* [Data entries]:
□ □ □ □ □ □ □

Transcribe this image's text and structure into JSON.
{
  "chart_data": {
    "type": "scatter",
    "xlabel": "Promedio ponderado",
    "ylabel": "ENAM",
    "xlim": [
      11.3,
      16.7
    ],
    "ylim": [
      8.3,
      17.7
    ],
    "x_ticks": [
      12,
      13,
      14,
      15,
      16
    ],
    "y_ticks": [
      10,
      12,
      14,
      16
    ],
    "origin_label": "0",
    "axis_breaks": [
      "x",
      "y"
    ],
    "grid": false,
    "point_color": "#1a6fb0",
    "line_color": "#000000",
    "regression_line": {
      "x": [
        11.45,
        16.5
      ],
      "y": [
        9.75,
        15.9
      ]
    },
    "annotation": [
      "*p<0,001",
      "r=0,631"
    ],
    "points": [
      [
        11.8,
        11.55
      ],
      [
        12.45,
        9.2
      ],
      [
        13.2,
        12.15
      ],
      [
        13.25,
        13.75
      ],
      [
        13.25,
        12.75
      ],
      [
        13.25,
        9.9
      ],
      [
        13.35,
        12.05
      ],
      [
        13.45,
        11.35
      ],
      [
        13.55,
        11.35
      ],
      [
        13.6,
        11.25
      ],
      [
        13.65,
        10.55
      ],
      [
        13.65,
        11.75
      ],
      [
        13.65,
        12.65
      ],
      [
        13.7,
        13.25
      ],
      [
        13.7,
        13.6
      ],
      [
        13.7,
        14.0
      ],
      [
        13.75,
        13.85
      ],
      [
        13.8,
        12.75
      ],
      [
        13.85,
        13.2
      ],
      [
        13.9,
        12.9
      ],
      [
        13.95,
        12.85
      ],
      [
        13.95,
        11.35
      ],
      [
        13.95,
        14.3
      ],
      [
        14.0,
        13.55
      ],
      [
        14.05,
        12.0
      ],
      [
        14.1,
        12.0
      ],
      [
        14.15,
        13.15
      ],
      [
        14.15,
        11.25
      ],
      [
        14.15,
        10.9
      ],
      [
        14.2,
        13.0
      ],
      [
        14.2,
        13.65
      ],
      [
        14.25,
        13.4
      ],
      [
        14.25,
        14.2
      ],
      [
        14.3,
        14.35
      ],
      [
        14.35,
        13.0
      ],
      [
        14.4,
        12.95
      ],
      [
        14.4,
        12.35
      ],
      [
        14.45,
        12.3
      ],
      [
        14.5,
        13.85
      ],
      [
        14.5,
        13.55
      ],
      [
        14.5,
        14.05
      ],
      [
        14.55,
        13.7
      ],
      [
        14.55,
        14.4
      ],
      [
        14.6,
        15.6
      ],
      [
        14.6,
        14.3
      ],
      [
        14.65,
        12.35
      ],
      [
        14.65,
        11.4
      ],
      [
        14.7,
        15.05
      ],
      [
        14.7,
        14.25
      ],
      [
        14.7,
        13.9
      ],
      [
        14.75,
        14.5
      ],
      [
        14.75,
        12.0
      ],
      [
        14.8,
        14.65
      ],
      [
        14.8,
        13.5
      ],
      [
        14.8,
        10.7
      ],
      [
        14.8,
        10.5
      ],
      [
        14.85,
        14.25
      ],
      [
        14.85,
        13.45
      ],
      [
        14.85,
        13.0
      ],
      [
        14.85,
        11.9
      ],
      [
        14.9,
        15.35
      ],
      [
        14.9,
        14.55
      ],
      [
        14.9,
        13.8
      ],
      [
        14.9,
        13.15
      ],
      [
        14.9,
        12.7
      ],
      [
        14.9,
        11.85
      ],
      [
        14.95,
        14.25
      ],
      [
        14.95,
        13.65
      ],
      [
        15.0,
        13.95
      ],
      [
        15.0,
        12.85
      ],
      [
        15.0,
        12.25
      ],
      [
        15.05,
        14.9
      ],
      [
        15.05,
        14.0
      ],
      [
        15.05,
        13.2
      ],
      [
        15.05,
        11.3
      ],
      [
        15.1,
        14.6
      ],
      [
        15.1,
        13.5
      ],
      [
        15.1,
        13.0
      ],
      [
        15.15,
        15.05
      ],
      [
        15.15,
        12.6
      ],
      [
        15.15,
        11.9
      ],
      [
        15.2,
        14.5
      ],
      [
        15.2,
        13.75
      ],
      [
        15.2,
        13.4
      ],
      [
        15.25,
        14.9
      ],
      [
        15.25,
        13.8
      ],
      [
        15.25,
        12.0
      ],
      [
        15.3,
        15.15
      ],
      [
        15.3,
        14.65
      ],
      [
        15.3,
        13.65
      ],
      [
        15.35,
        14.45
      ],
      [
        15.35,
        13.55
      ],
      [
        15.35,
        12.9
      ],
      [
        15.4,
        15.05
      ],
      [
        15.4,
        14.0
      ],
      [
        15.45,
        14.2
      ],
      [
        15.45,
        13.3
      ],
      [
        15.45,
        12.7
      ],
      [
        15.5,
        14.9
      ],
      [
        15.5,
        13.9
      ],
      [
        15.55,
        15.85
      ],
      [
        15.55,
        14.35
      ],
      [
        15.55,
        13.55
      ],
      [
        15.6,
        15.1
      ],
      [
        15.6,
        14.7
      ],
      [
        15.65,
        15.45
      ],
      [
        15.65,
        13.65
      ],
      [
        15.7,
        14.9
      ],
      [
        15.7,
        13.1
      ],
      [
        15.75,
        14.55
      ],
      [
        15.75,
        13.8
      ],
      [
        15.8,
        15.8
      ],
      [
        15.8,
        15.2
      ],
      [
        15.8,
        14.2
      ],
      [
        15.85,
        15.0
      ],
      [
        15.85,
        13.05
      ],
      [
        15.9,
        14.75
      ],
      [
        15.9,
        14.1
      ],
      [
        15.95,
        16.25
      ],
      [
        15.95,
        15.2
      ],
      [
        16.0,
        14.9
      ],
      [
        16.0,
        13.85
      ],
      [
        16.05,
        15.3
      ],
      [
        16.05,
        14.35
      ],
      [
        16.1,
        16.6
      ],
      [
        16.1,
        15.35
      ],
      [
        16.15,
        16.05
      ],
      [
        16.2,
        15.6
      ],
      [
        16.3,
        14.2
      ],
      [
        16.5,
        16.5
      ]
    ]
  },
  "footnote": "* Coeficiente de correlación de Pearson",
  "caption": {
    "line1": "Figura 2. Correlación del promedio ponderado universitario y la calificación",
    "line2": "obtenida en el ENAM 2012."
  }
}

□ □ □ □ □ □ □

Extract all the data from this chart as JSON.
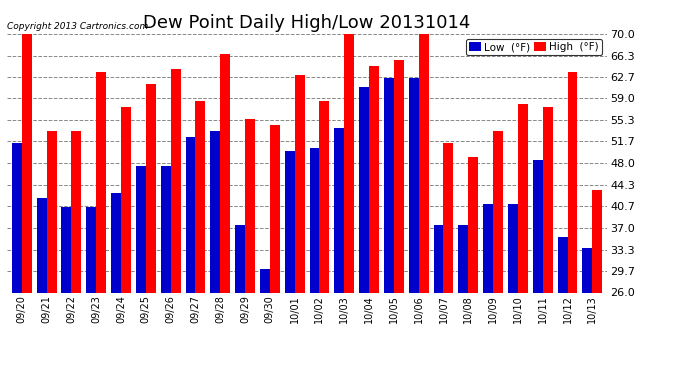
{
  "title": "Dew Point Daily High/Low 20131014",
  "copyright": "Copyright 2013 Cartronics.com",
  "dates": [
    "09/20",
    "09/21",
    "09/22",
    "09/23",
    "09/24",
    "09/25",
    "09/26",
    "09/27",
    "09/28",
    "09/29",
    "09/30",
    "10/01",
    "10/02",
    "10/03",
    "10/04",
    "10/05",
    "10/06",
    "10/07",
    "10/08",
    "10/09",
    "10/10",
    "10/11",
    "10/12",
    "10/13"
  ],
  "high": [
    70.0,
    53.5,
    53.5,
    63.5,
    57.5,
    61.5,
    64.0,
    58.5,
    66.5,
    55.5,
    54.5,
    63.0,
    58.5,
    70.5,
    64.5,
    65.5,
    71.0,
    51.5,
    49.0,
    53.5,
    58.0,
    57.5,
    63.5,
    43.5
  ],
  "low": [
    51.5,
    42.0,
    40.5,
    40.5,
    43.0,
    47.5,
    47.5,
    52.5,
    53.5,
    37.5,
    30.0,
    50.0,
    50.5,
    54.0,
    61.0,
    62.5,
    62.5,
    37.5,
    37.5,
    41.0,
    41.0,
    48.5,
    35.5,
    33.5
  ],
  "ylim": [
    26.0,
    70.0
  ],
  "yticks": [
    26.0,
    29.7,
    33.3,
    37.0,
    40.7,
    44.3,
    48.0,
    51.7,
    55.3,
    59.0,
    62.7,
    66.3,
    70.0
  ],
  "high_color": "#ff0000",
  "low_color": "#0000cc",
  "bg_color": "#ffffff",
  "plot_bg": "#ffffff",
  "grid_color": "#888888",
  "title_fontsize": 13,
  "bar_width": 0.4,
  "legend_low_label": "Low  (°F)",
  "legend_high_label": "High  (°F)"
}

□ □ □ □ □ □ □

Say how many lines of the material contain the word "this", with no other text.

* [Response]: 2